Raw records
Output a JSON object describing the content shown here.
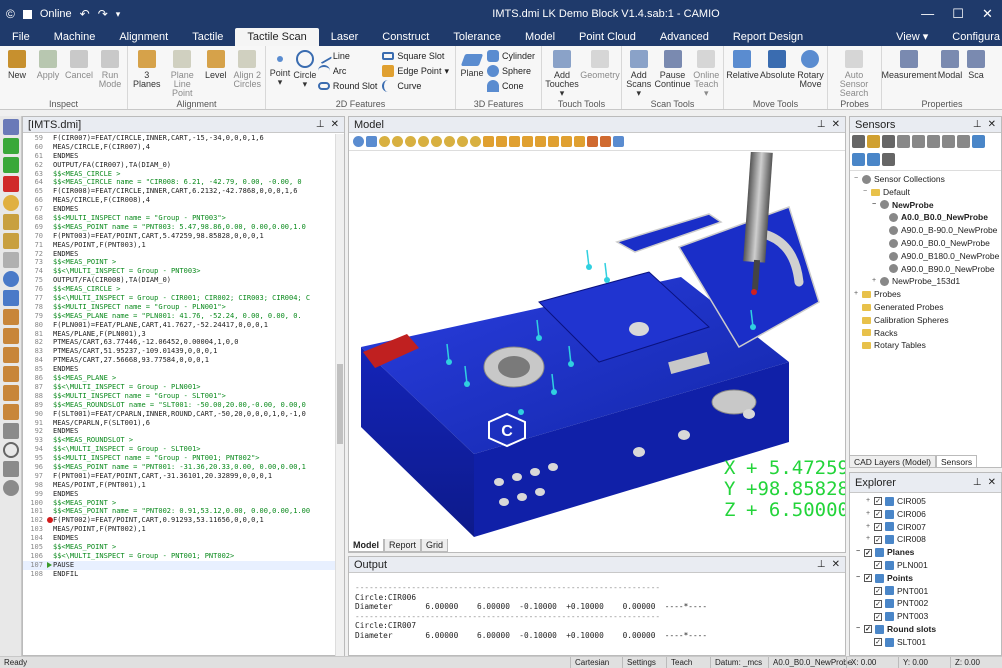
{
  "titlebar": {
    "online_label": "Online",
    "title": "IMTS.dmi  LK Demo Block V1.4.sab:1 - CAMIO",
    "minimize": "—",
    "maximize": "☐",
    "close": "✕"
  },
  "menu": {
    "tabs": [
      "File",
      "Machine",
      "Alignment",
      "Tactile",
      "Tactile Scan",
      "Laser",
      "Construct",
      "Tolerance",
      "Model",
      "Point Cloud",
      "Advanced",
      "Report Design"
    ],
    "active_index": 4,
    "view_label": "View",
    "configure_label": "Configura"
  },
  "ribbon": {
    "inspect": {
      "name": "Inspect",
      "new": "New",
      "apply": "Apply",
      "cancel": "Cancel",
      "run_mode": "Run Mode"
    },
    "alignment": {
      "name": "Alignment",
      "three_planes": "3 Planes",
      "plane_line_point": "Plane Line Point",
      "level": "Level",
      "align_2_circles": "Align 2 Circles"
    },
    "features_2d": {
      "name": "2D Features",
      "point": "Point",
      "circle": "Circle",
      "line": "Line",
      "arc": "Arc",
      "round_slot": "Round Slot",
      "square_slot": "Square Slot",
      "edge_point": "Edge Point",
      "curve": "Curve"
    },
    "features_3d": {
      "name": "3D Features",
      "plane": "Plane",
      "cylinder": "Cylinder",
      "sphere": "Sphere",
      "cone": "Cone"
    },
    "touch_tools": {
      "name": "Touch Tools",
      "add_touches": "Add Touches",
      "geometry": "Geometry"
    },
    "scan_tools": {
      "name": "Scan Tools",
      "add_scans": "Add Scans",
      "pause_continue": "Pause Continue",
      "online_teach": "Online Teach"
    },
    "move_tools": {
      "name": "Move Tools",
      "relative": "Relative",
      "absolute": "Absolute",
      "rotary_move": "Rotary Move"
    },
    "probes": {
      "name": "Probes",
      "auto_sensor_search": "Auto Sensor Search"
    },
    "properties": {
      "name": "Properties",
      "measurement": "Measurement",
      "modal": "Modal",
      "scan": "Sca"
    }
  },
  "editor": {
    "title": "[IMTS.dmi]",
    "lines": [
      {
        "n": "59",
        "t": "F(CIR007)=FEAT/CIRCLE,INNER,CART,-15,-34,0,0,0,1,6",
        "c": false
      },
      {
        "n": "60",
        "t": "MEAS/CIRCLE,F(CIR007),4",
        "c": false
      },
      {
        "n": "61",
        "t": "ENDMES",
        "c": false
      },
      {
        "n": "62",
        "t": "OUTPUT/FA(CIR007),TA(DIAM_0)",
        "c": false
      },
      {
        "n": "63",
        "t": "$$<MEAS_CIRCLE >",
        "c": true
      },
      {
        "n": "64",
        "t": "$$<MEAS_CIRCLE name = \"CIR008: 6.21, -42.79, 0.00,  -0.00, 0",
        "c": true
      },
      {
        "n": "65",
        "t": "F(CIR008)=FEAT/CIRCLE,INNER,CART,6.2132,-42.7868,0,0,0,1,6",
        "c": false
      },
      {
        "n": "66",
        "t": "MEAS/CIRCLE,F(CIR008),4",
        "c": false
      },
      {
        "n": "67",
        "t": "ENDMES",
        "c": false
      },
      {
        "n": "68",
        "t": "$$<MULTI_INSPECT name = \"Group - PNT003\">",
        "c": true
      },
      {
        "n": "69",
        "t": "$$<MEAS_POINT name = \"PNT003: 5.47,98.86,0.00, 0.00,0.00,1.0",
        "c": true
      },
      {
        "n": "70",
        "t": "F(PNT003)=FEAT/POINT,CART,5.47259,98.85828,0,0,0,1",
        "c": false
      },
      {
        "n": "71",
        "t": "MEAS/POINT,F(PNT003),1",
        "c": false
      },
      {
        "n": "72",
        "t": "ENDMES",
        "c": false
      },
      {
        "n": "73",
        "t": "$$<MEAS_POINT >",
        "c": true
      },
      {
        "n": "74",
        "t": "$$<\\MULTI_INSPECT = Group - PNT003>",
        "c": true
      },
      {
        "n": "75",
        "t": "OUTPUT/FA(CIR008),TA(DIAM_0)",
        "c": false
      },
      {
        "n": "76",
        "t": "$$<MEAS_CIRCLE >",
        "c": true
      },
      {
        "n": "77",
        "t": "$$<\\MULTI_INSPECT = Group - CIR001; CIR002; CIR003; CIR004; C",
        "c": true
      },
      {
        "n": "78",
        "t": "$$<MULTI_INSPECT name = \"Group - PLN001\">",
        "c": true
      },
      {
        "n": "79",
        "t": "$$<MEAS_PLANE name = \"PLN001:  41.76, -52.24, 0.00, 0.00, 0.",
        "c": true
      },
      {
        "n": "80",
        "t": "F(PLN001)=FEAT/PLANE,CART,41.7627,-52.24417,0,0,0,1",
        "c": false
      },
      {
        "n": "81",
        "t": "MEAS/PLANE,F(PLN001),3",
        "c": false
      },
      {
        "n": "82",
        "t": "PTMEAS/CART,63.77446,-12.06452,0.00004,1,0,0",
        "c": false
      },
      {
        "n": "83",
        "t": "PTMEAS/CART,51.95237,-109.01439,0,0,0,1",
        "c": false
      },
      {
        "n": "84",
        "t": "PTMEAS/CART,27.56668,93.77584,0,0,0,1",
        "c": false
      },
      {
        "n": "85",
        "t": "ENDMES",
        "c": false
      },
      {
        "n": "86",
        "t": "$$<MEAS_PLANE >",
        "c": true
      },
      {
        "n": "87",
        "t": "$$<\\MULTI_INSPECT = Group - PLN001>",
        "c": true
      },
      {
        "n": "88",
        "t": "$$<MULTI_INSPECT name = \"Group - SLT001\">",
        "c": true
      },
      {
        "n": "89",
        "t": "$$<MEAS_ROUNDSLOT name = \"SLT001: -50.00,20.00,-0.00, 0.00,0",
        "c": true
      },
      {
        "n": "90",
        "t": "F(SLT001)=FEAT/CPARLN,INNER,ROUND,CART,-50,20,0,0,0,1,0,-1,0",
        "c": false
      },
      {
        "n": "91",
        "t": "MEAS/CPARLN,F(SLT001),6",
        "c": false
      },
      {
        "n": "92",
        "t": "ENDMES",
        "c": false
      },
      {
        "n": "93",
        "t": "$$<MEAS_ROUNDSLOT >",
        "c": true
      },
      {
        "n": "94",
        "t": "$$<\\MULTI_INSPECT = Group - SLT001>",
        "c": true
      },
      {
        "n": "95",
        "t": "$$<MULTI_INSPECT name = \"Group - PNT001; PNT002\">",
        "c": true
      },
      {
        "n": "96",
        "t": "$$<MEAS_POINT name = \"PNT001: -31.36,20.33,0.00, 0.00,0.00,1",
        "c": true
      },
      {
        "n": "97",
        "t": "F(PNT001)=FEAT/POINT,CART,-31.36101,20.32899,0,0,0,1",
        "c": false
      },
      {
        "n": "98",
        "t": "MEAS/POINT,F(PNT001),1",
        "c": false
      },
      {
        "n": "99",
        "t": "ENDMES",
        "c": false
      },
      {
        "n": "100",
        "t": "$$<MEAS_POINT >",
        "c": true
      },
      {
        "n": "101",
        "t": "$$<MEAS_POINT name = \"PNT002: 0.91,53.12,0.00, 0.00,0.00,1.00",
        "c": true
      },
      {
        "n": "102",
        "t": "F(PNT002)=FEAT/POINT,CART,0.91293,53.11656,0,0,0,1",
        "c": false,
        "bp": true
      },
      {
        "n": "103",
        "t": "MEAS/POINT,F(PNT002),1",
        "c": false
      },
      {
        "n": "104",
        "t": "ENDMES",
        "c": false
      },
      {
        "n": "105",
        "t": "$$<MEAS_POINT >",
        "c": true
      },
      {
        "n": "106",
        "t": "$$<\\MULTI_INSPECT = Group - PNT001; PNT002>",
        "c": true
      },
      {
        "n": "107",
        "t": "PAUSE",
        "c": false,
        "cur": true
      },
      {
        "n": "108",
        "t": "ENDFIL",
        "c": false
      }
    ]
  },
  "model": {
    "title": "Model",
    "dro": {
      "x_label": "X",
      "x_value": "+ 5.47259",
      "y_label": "Y",
      "y_value": "+98.85828",
      "z_label": "Z",
      "z_value": "+ 6.50000"
    },
    "tabs": [
      "Model",
      "Report",
      "Grid"
    ],
    "active_tab": 0
  },
  "output": {
    "title": "Output",
    "dashes": "-----------------------------------------------------------------",
    "blocks": [
      {
        "name": "Circle:CIR006",
        "row": "Diameter       6.00000    6.00000  -0.10000  +0.10000    0.00000  ----*----"
      },
      {
        "name": "Circle:CIR007",
        "row": "Diameter       6.00000    6.00000  -0.10000  +0.10000    0.00000  ----*----"
      }
    ]
  },
  "sensors": {
    "title": "Sensors",
    "tree": [
      {
        "lv": 0,
        "icon": "p",
        "label": "Sensor Collections",
        "b": "−"
      },
      {
        "lv": 1,
        "icon": "f",
        "label": "Default",
        "b": "−"
      },
      {
        "lv": 2,
        "icon": "p",
        "label": "NewProbe",
        "b": "−",
        "bold": true
      },
      {
        "lv": 3,
        "icon": "p",
        "label": "A0.0_B0.0_NewProbe",
        "bold": true
      },
      {
        "lv": 3,
        "icon": "p",
        "label": "A90.0_B-90.0_NewProbe"
      },
      {
        "lv": 3,
        "icon": "p",
        "label": "A90.0_B0.0_NewProbe"
      },
      {
        "lv": 3,
        "icon": "p",
        "label": "A90.0_B180.0_NewProbe"
      },
      {
        "lv": 3,
        "icon": "p",
        "label": "A90.0_B90.0_NewProbe"
      },
      {
        "lv": 2,
        "icon": "p",
        "label": "NewProbe_153d1",
        "b": "+"
      },
      {
        "lv": 0,
        "icon": "f",
        "label": "Probes",
        "b": "+"
      },
      {
        "lv": 0,
        "icon": "f",
        "label": "Generated Probes"
      },
      {
        "lv": 0,
        "icon": "f",
        "label": "Calibration Spheres"
      },
      {
        "lv": 0,
        "icon": "f",
        "label": "Racks"
      },
      {
        "lv": 0,
        "icon": "f",
        "label": "Rotary Tables"
      }
    ],
    "tabs": [
      "CAD Layers (Model)",
      "Sensors"
    ],
    "active_tab": 1
  },
  "explorer": {
    "title": "Explorer",
    "tree": [
      {
        "lv": 1,
        "label": "CIR005",
        "b": "+"
      },
      {
        "lv": 1,
        "label": "CIR006",
        "b": "+"
      },
      {
        "lv": 1,
        "label": "CIR007",
        "b": "+"
      },
      {
        "lv": 1,
        "label": "CIR008",
        "b": "+"
      },
      {
        "lv": 0,
        "label": "Planes",
        "b": "−",
        "bold": true
      },
      {
        "lv": 1,
        "label": "PLN001"
      },
      {
        "lv": 0,
        "label": "Points",
        "b": "−",
        "bold": true
      },
      {
        "lv": 1,
        "label": "PNT001"
      },
      {
        "lv": 1,
        "label": "PNT002"
      },
      {
        "lv": 1,
        "label": "PNT003"
      },
      {
        "lv": 0,
        "label": "Round slots",
        "b": "−",
        "bold": true
      },
      {
        "lv": 1,
        "label": "SLT001"
      }
    ]
  },
  "status": {
    "ready": "Ready",
    "cartesian": "Cartesian",
    "settings": "Settings",
    "teach": "Teach",
    "datum": "Datum: _mcs",
    "probe": "A0.0_B0.0_NewProbe",
    "x": "X: 0.00",
    "y": "Y: 0.00",
    "z": "Z: 0.00"
  },
  "colors": {
    "brand": "#1f3a6b",
    "block": "#1226a8",
    "dro": "#23d43a",
    "comment": "#0a8a1c"
  }
}
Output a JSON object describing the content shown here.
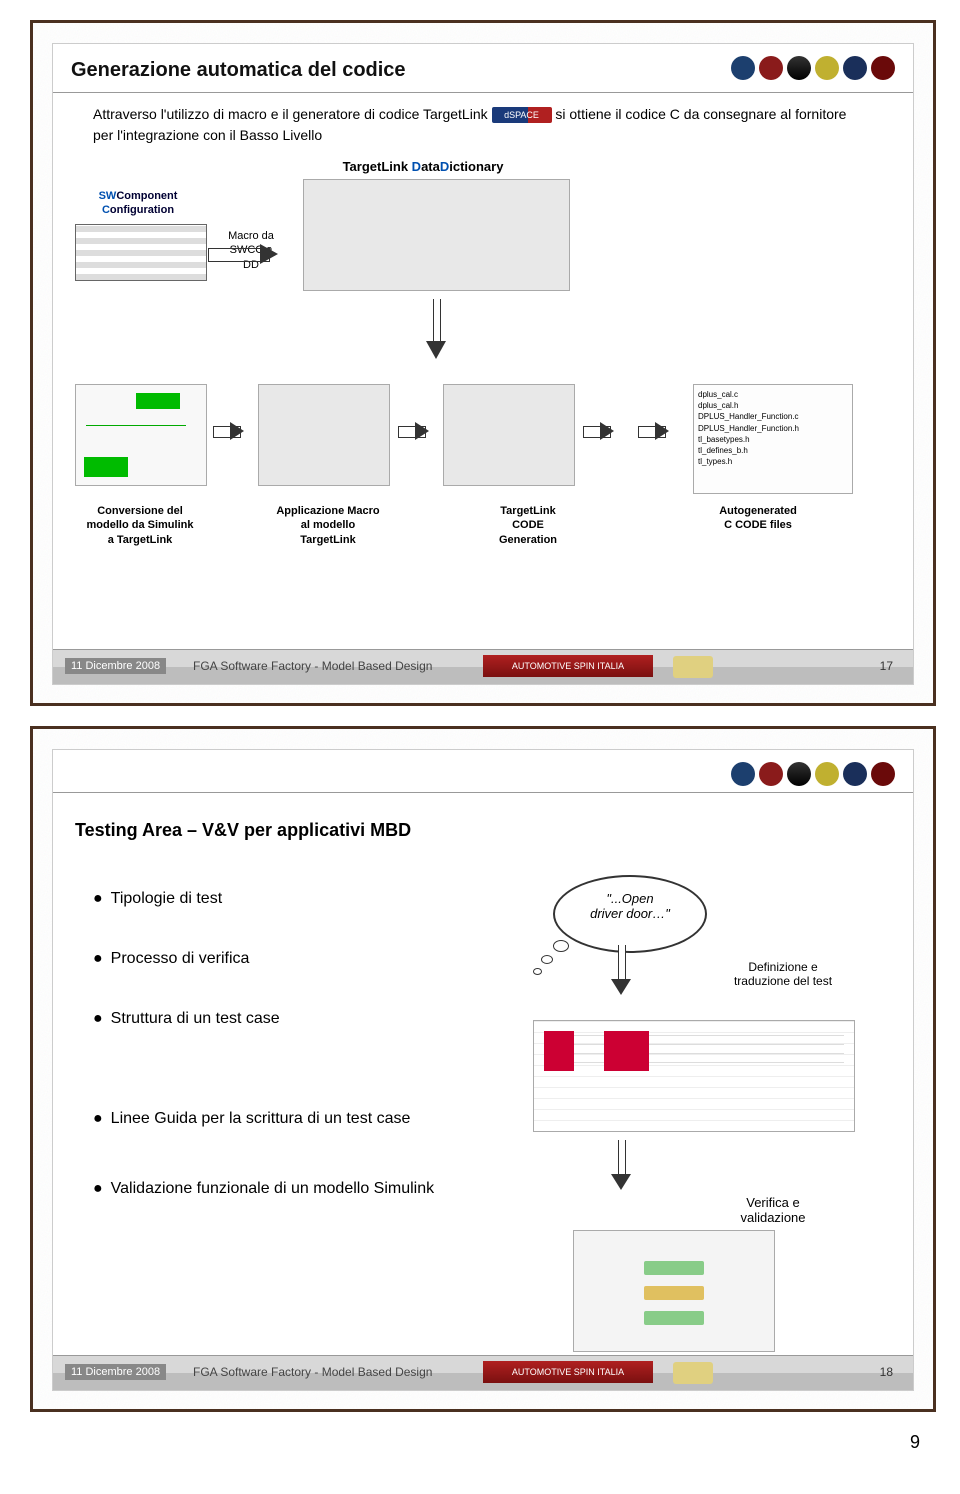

## Instructions to follow
Lines that include the word "IMTS" are to be extracted from the data above.

## Answer to the task
    "title": "IMTS.dmi  LK Demo Block V1.4.sab:1 - CAMIO",
    "title": "[IMTS.dmi]",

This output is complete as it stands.